• **Exercise aim**
Below is a block of records. Copy every line in it that contains the word "质量体系认证".

• **Records supplied**

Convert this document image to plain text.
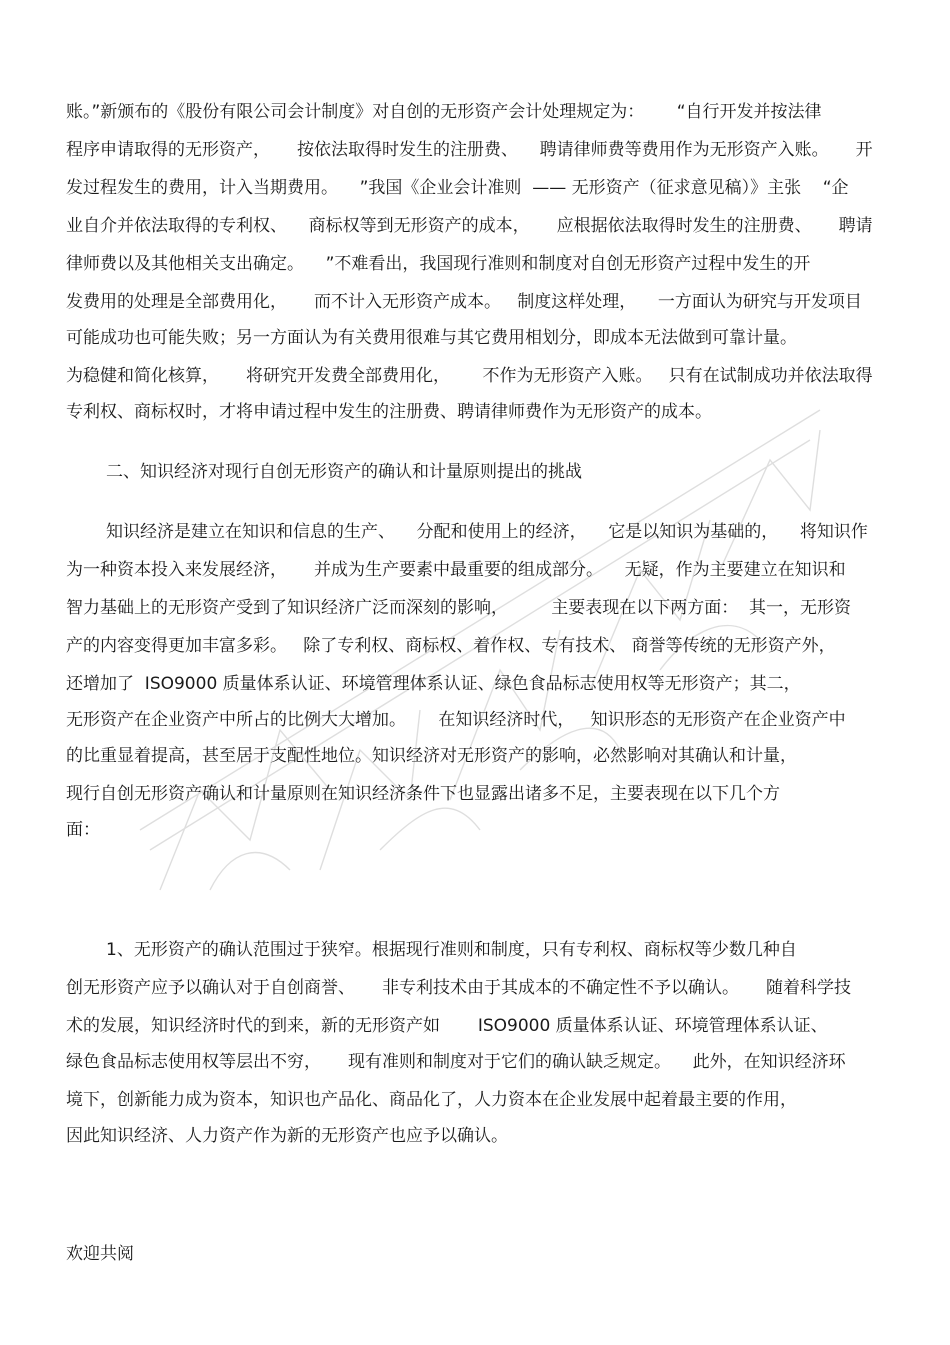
账。”新颁布的《股份有限公司会计制度》对自创的无形资产会计处理规定为：      “自行开发并按法律
程序申请取得的无形资产，     按依法取得时发生的注册费、    聘请律师费等费用作为无形资产入账。     开
发过程发生的费用，计入当期费用。    ”我国《企业会计准则  —— 无形资产（征求意见稿）》主张    “企
业自介并依法取得的专利权、    商标权等到无形资产的成本，     应根据依法取得时发生的注册费、     聘请
律师费以及其他相关支出确定。    ”不难看出，我国现行准则和制度对自创无形资产过程中发生的开
发费用的处理是全部费用化，     而不计入无形资产成本。   制度这样处理，    一方面认为研究与开发项目
可能成功也可能失败；另一方面认为有关费用很难与其它费用相划分，即成本无法做到可靠计量。
为稳健和简化核算，     将研究开发费全部费用化，      不作为无形资产入账。   只有在试制成功并依法取得
专利权、商标权时，才将申请过程中发生的注册费、聘请律师费作为无形资产的成本。
二、知识经济对现行自创无形资产的确认和计量原则提出的挑战
知识经济是建立在知识和信息的生产、    分配和使用上的经济，    它是以知识为基础的，    将知识作
为一种资本投入来发展经济，     并成为生产要素中最重要的组成部分。    无疑，作为主要建立在知识和
智力基础上的无形资产受到了知识经济广泛而深刻的影响，        主要表现在以下两方面：  其一，无形资
产的内容变得更加丰富多彩。   除了专利权、商标权、着作权、专有技术、 商誉等传统的无形资产外，
还增加了  ISO9000 质量体系认证、环境管理体系认证、绿色食品标志使用权等无形资产；其二，
无形资产在企业资产中所占的比例大大增加。      在知识经济时代，   知识形态的无形资产在企业资产中
的比重显着提高，甚至居于支配性地位。知识经济对无形资产的影响，必然影响对其确认和计量，
现行自创无形资产确认和计量原则在知识经济条件下也显露出诸多不足，主要表现在以下几个方
面：
1、无形资产的确认范围过于狭窄。根据现行准则和制度，只有专利权、商标权等少数几种自
创无形资产应予以确认对于自创商誉、     非专利技术由于其成本的不确定性不予以确认。     随着科学技
术的发展，知识经济时代的到来，新的无形资产如       ISO9000 质量体系认证、环境管理体系认证、
绿色食品标志使用权等层出不穷，     现有准则和制度对于它们的确认缺乏规定。    此外，在知识经济环
境下，创新能力成为资本，知识也产品化、商品化了，人力资本在企业发展中起着最主要的作用，
因此知识经济、人力资产作为新的无形资产也应予以确认。
欢迎共阅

• **Problem solution**
还增加了  ISO9000 质量体系认证、环境管理体系认证、绿色食品标志使用权等无形资产；其二，
术的发展，知识经济时代的到来，新的无形资产如       ISO9000 质量体系认证、环境管理体系认证、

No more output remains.